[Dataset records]
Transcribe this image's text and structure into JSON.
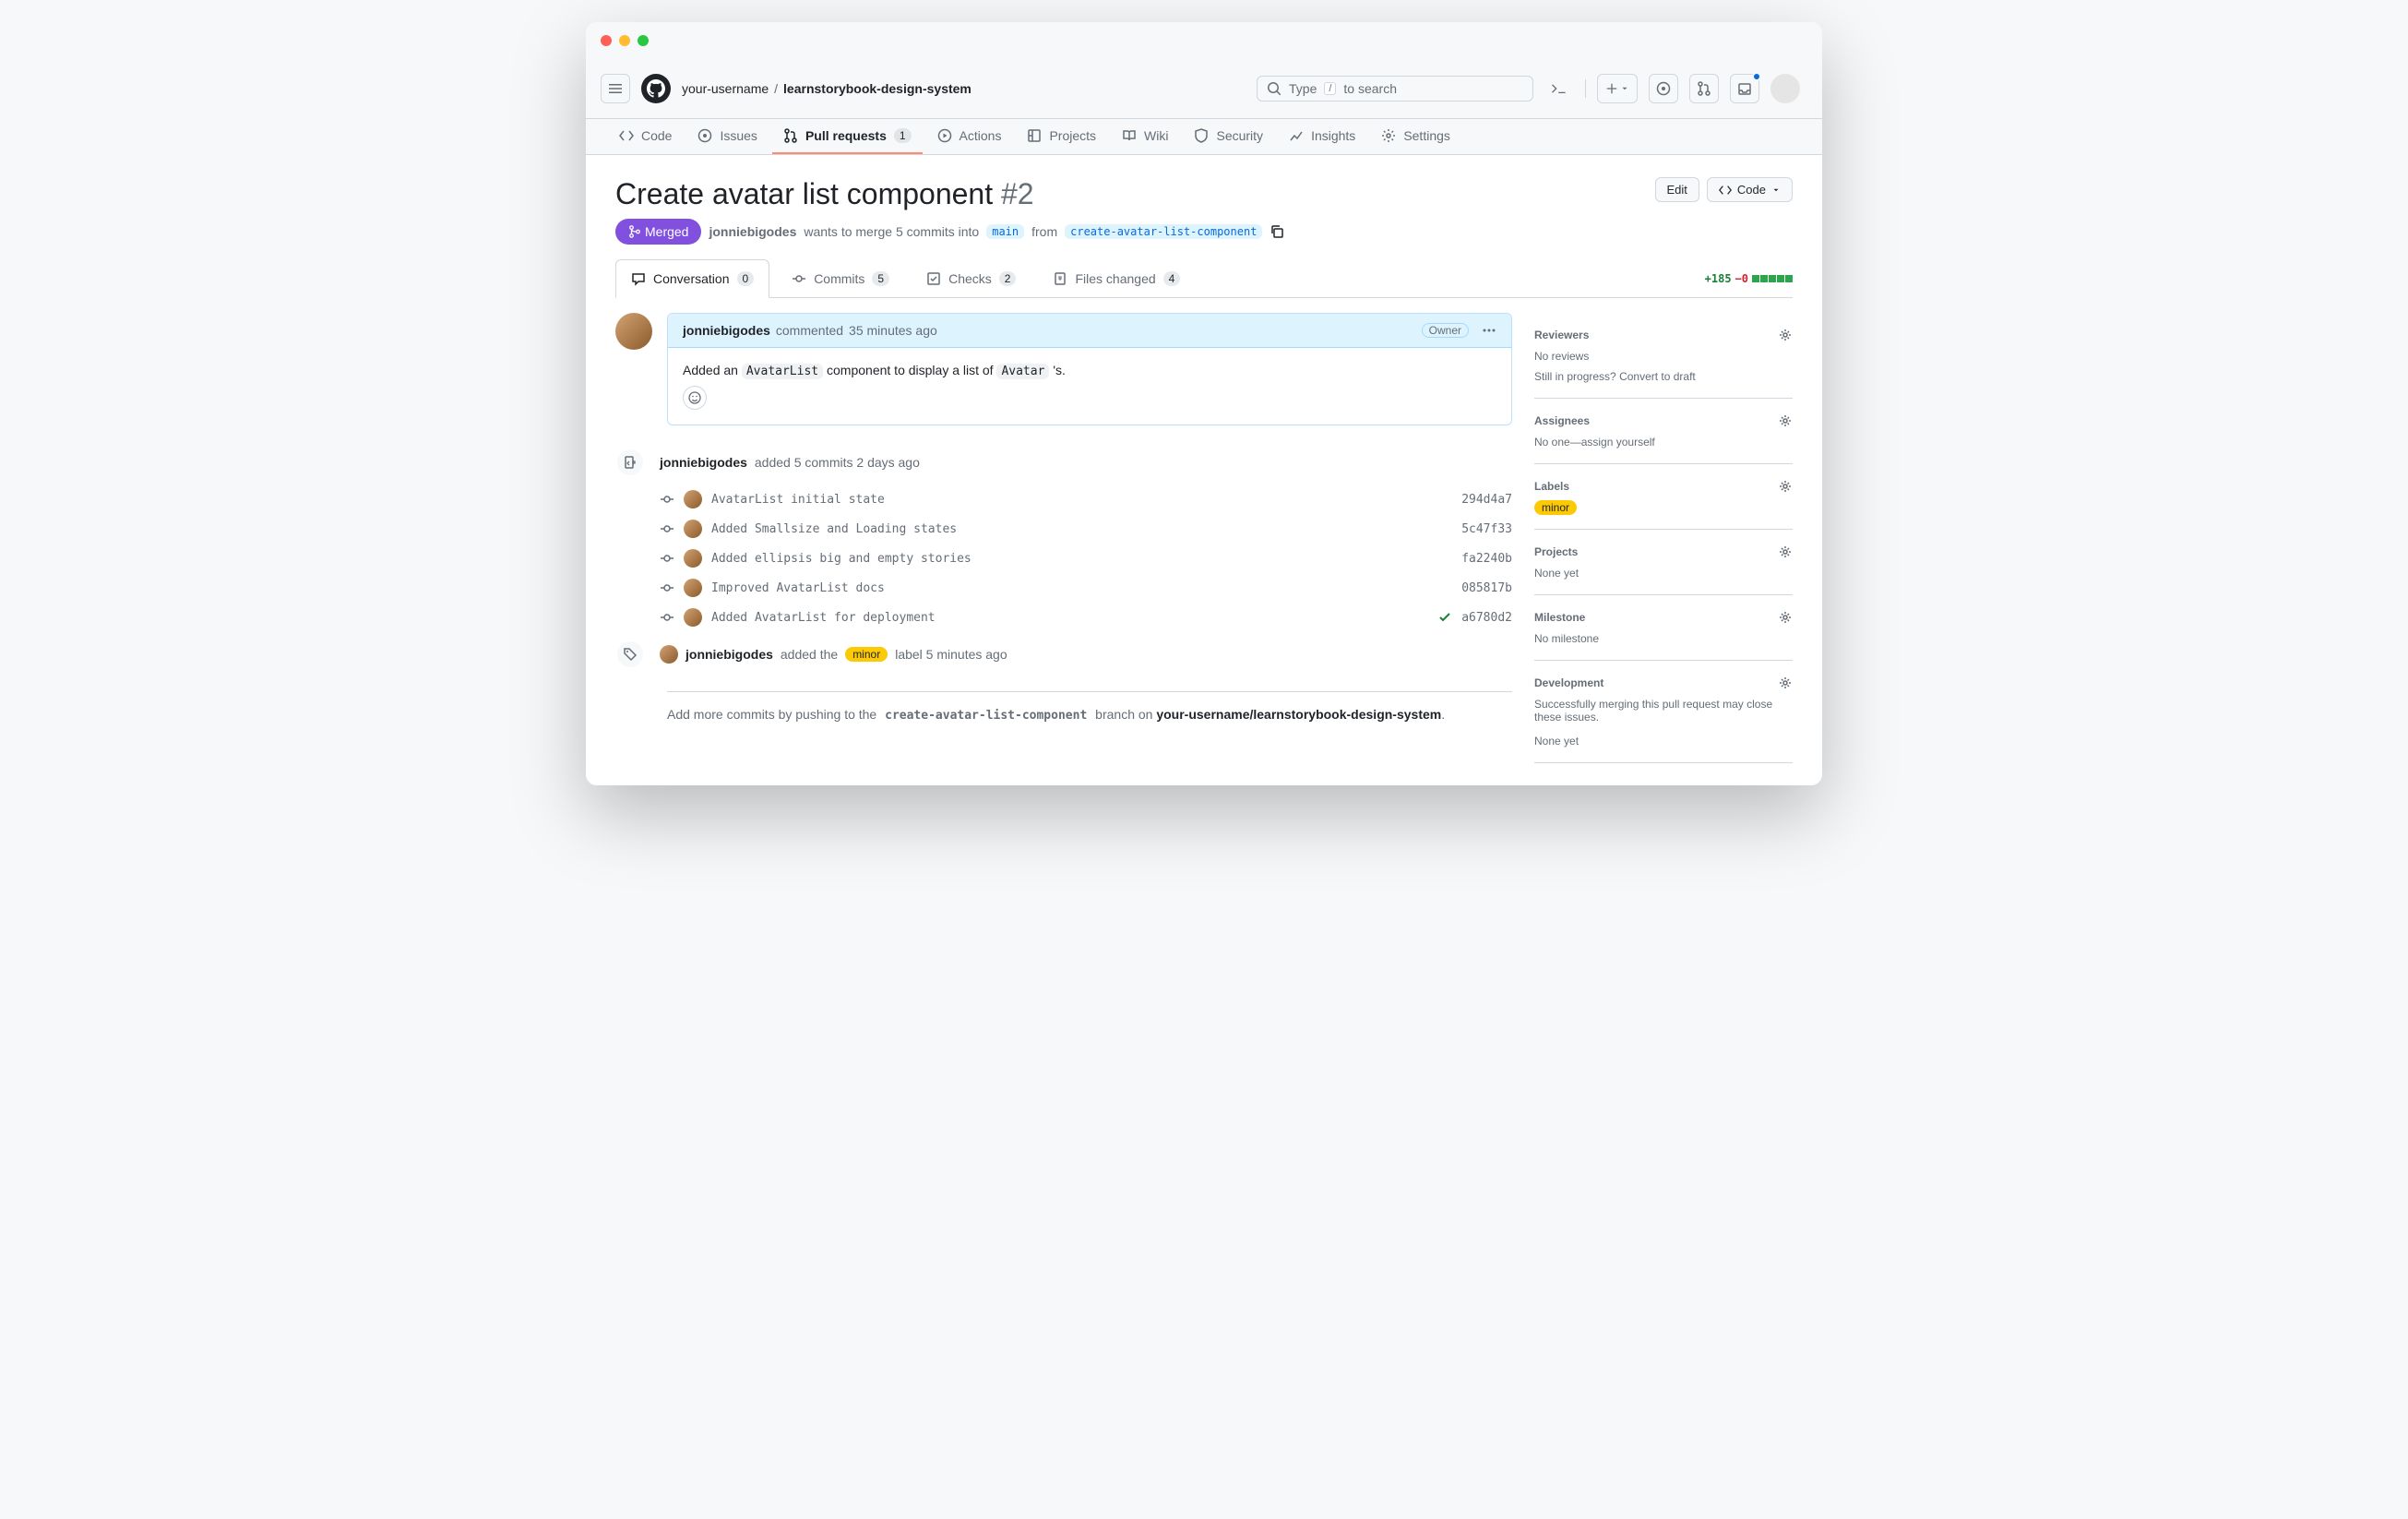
{
  "breadcrumb": {
    "owner": "your-username",
    "repo": "learnstorybook-design-system"
  },
  "search": {
    "prefix": "Type",
    "key": "/",
    "suffix": "to search"
  },
  "repo_tabs": {
    "code": "Code",
    "issues": "Issues",
    "pull_requests": "Pull requests",
    "pull_requests_count": "1",
    "actions": "Actions",
    "projects": "Projects",
    "wiki": "Wiki",
    "security": "Security",
    "insights": "Insights",
    "settings": "Settings"
  },
  "pr": {
    "title": "Create avatar list component",
    "number": "#2",
    "state": "Merged",
    "author": "jonniebigodes",
    "merge_text_1": "wants to merge 5 commits into",
    "base": "main",
    "merge_text_2": "from",
    "head": "create-avatar-list-component",
    "edit_btn": "Edit",
    "code_btn": "Code"
  },
  "pr_tabs": {
    "conversation": "Conversation",
    "conversation_count": "0",
    "commits": "Commits",
    "commits_count": "5",
    "checks": "Checks",
    "checks_count": "2",
    "files": "Files changed",
    "files_count": "4"
  },
  "diffstat": {
    "additions": "+185",
    "deletions": "−0"
  },
  "comment": {
    "author": "jonniebigodes",
    "verb": "commented",
    "when": "35 minutes ago",
    "badge": "Owner",
    "body_1": "Added an",
    "body_code_1": "AvatarList",
    "body_2": "component to display a list of",
    "body_code_2": "Avatar",
    "body_3": "'s."
  },
  "push_event": {
    "author": "jonniebigodes",
    "text": "added 5 commits 2 days ago"
  },
  "commits": [
    {
      "msg": "AvatarList initial state",
      "sha": "294d4a7",
      "ok": false
    },
    {
      "msg": "Added Smallsize and Loading states",
      "sha": "5c47f33",
      "ok": false
    },
    {
      "msg": "Added ellipsis big and empty stories",
      "sha": "fa2240b",
      "ok": false
    },
    {
      "msg": "Improved AvatarList docs",
      "sha": "085817b",
      "ok": false
    },
    {
      "msg": "Added AvatarList for deployment",
      "sha": "a6780d2",
      "ok": true
    }
  ],
  "label_event": {
    "author": "jonniebigodes",
    "pre": "added the",
    "label": "minor",
    "post": "label 5 minutes ago"
  },
  "push_help": {
    "pre": "Add more commits by pushing to the",
    "branch": "create-avatar-list-component",
    "mid": "branch on",
    "repo": "your-username/learnstorybook-design-system",
    "end": "."
  },
  "sidebar": {
    "reviewers": {
      "title": "Reviewers",
      "line1": "No reviews",
      "line2_pre": "Still in progress?",
      "line2_link": "Convert to draft"
    },
    "assignees": {
      "title": "Assignees",
      "line_pre": "No one—",
      "line_link": "assign yourself"
    },
    "labels": {
      "title": "Labels",
      "label": "minor"
    },
    "projects": {
      "title": "Projects",
      "line": "None yet"
    },
    "milestone": {
      "title": "Milestone",
      "line": "No milestone"
    },
    "development": {
      "title": "Development",
      "line1": "Successfully merging this pull request may close these issues.",
      "line2": "None yet"
    }
  }
}
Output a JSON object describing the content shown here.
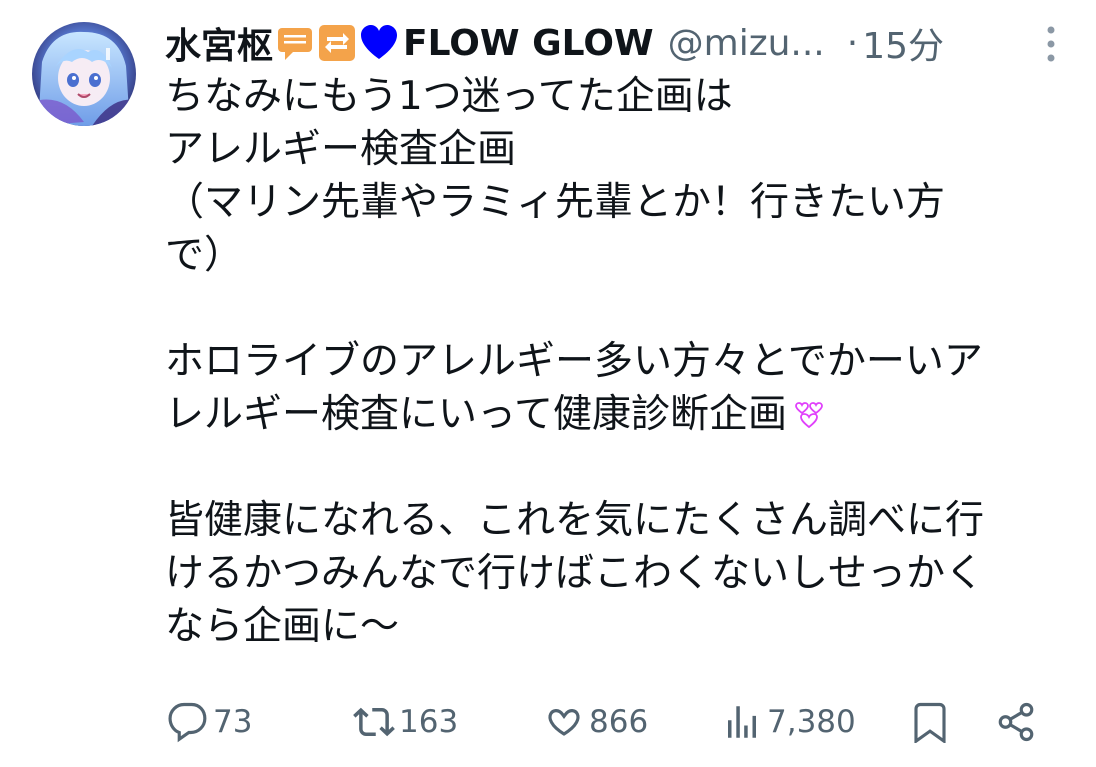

* **Set task**
Tally the lines in the entries above that hold the word "component". Reply with nothing but that count.

* **Output of the exercise**
4